* Begin Records shown *
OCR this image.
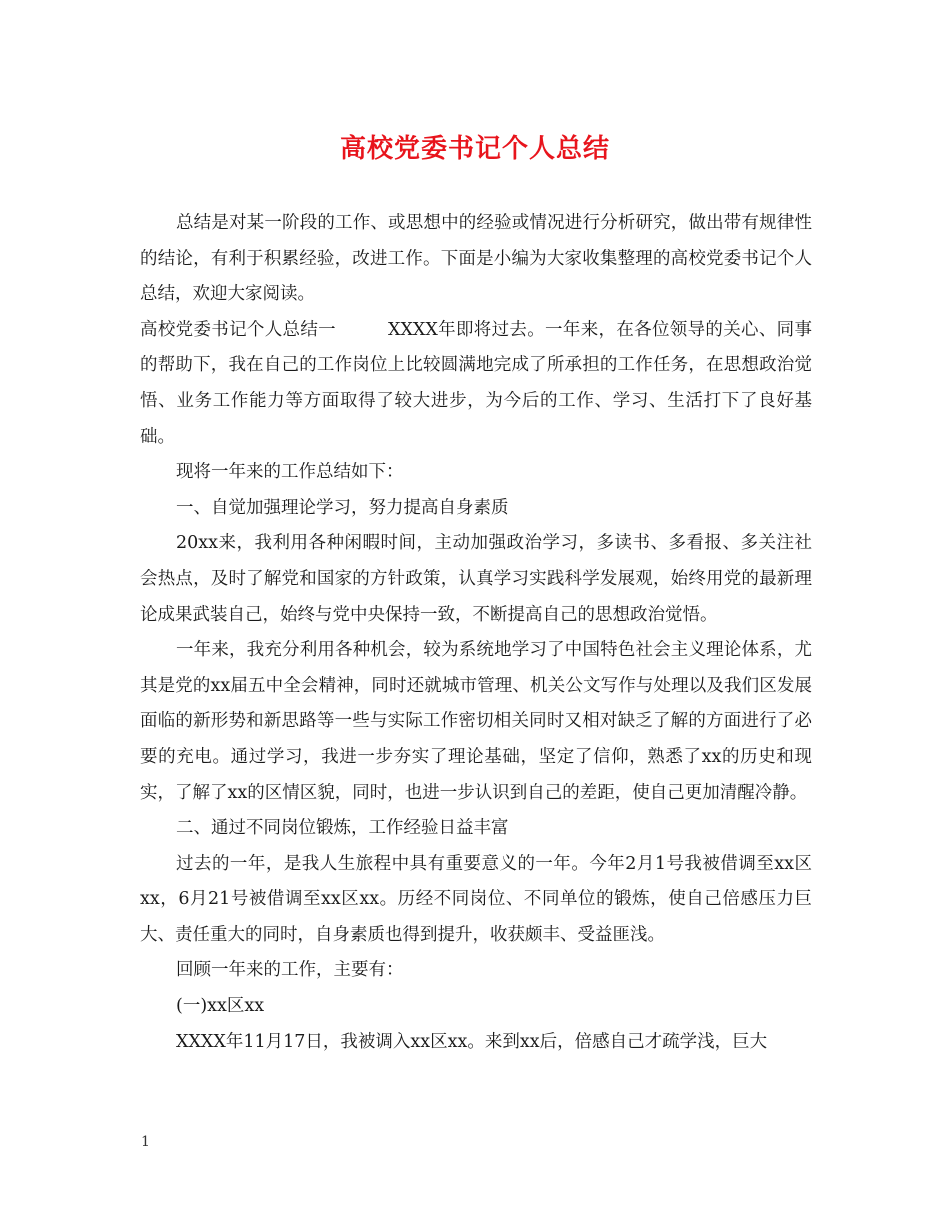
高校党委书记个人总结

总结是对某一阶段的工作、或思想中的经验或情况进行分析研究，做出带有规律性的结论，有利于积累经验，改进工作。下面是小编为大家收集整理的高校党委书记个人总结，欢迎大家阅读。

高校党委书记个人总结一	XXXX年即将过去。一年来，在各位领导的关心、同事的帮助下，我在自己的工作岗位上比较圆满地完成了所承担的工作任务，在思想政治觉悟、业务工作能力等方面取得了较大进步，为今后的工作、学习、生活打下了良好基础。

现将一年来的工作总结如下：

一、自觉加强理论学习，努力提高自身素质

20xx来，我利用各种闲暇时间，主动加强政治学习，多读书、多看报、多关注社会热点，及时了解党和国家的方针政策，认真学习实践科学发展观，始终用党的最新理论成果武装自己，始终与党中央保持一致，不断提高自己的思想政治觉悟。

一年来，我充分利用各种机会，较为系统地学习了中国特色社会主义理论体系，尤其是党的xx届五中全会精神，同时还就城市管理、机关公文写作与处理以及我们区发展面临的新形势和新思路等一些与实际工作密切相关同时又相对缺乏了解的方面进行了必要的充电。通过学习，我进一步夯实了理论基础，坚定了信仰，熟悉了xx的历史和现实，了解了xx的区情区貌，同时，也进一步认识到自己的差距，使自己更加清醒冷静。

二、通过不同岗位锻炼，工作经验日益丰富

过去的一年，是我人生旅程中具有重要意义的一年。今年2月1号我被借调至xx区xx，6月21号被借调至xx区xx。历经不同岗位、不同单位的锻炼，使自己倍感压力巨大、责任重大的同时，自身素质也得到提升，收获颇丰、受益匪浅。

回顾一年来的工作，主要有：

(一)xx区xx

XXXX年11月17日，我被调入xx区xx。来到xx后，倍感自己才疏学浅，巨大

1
* End Records shown *
▶ Your objective: Restate each entry word for word, please, but drop any images it holds.

▶ Exercise solution:
OCR this image.
高校党委书记个人总结

总结是对某一阶段的工作、或思想中的经验或情况进行分析研究，做出带有规律性的结论，有利于积累经验，改进工作。下面是小编为大家收集整理的高校党委书记个人总结，欢迎大家阅读。

高校党委书记个人总结一	XXXX年即将过去。一年来，在各位领导的关心、同事的帮助下，我在自己的工作岗位上比较圆满地完成了所承担的工作任务，在思想政治觉悟、业务工作能力等方面取得了较大进步，为今后的工作、学习、生活打下了良好基础。

现将一年来的工作总结如下：

一、自觉加强理论学习，努力提高自身素质

20xx来，我利用各种闲暇时间，主动加强政治学习，多读书、多看报、多关注社会热点，及时了解党和国家的方针政策，认真学习实践科学发展观，始终用党的最新理论成果武装自己，始终与党中央保持一致，不断提高自己的思想政治觉悟。

一年来，我充分利用各种机会，较为系统地学习了中国特色社会主义理论体系，尤其是党的xx届五中全会精神，同时还就城市管理、机关公文写作与处理以及我们区发展面临的新形势和新思路等一些与实际工作密切相关同时又相对缺乏了解的方面进行了必要的充电。通过学习，我进一步夯实了理论基础，坚定了信仰，熟悉了xx的历史和现实，了解了xx的区情区貌，同时，也进一步认识到自己的差距，使自己更加清醒冷静。

二、通过不同岗位锻炼，工作经验日益丰富

过去的一年，是我人生旅程中具有重要意义的一年。今年2月1号我被借调至xx区xx，6月21号被借调至xx区xx。历经不同岗位、不同单位的锻炼，使自己倍感压力巨大、责任重大的同时，自身素质也得到提升，收获颇丰、受益匪浅。

回顾一年来的工作，主要有：

(一)xx区xx

XXXX年11月17日，我被调入xx区xx。来到xx后，倍感自己才疏学浅，巨大

1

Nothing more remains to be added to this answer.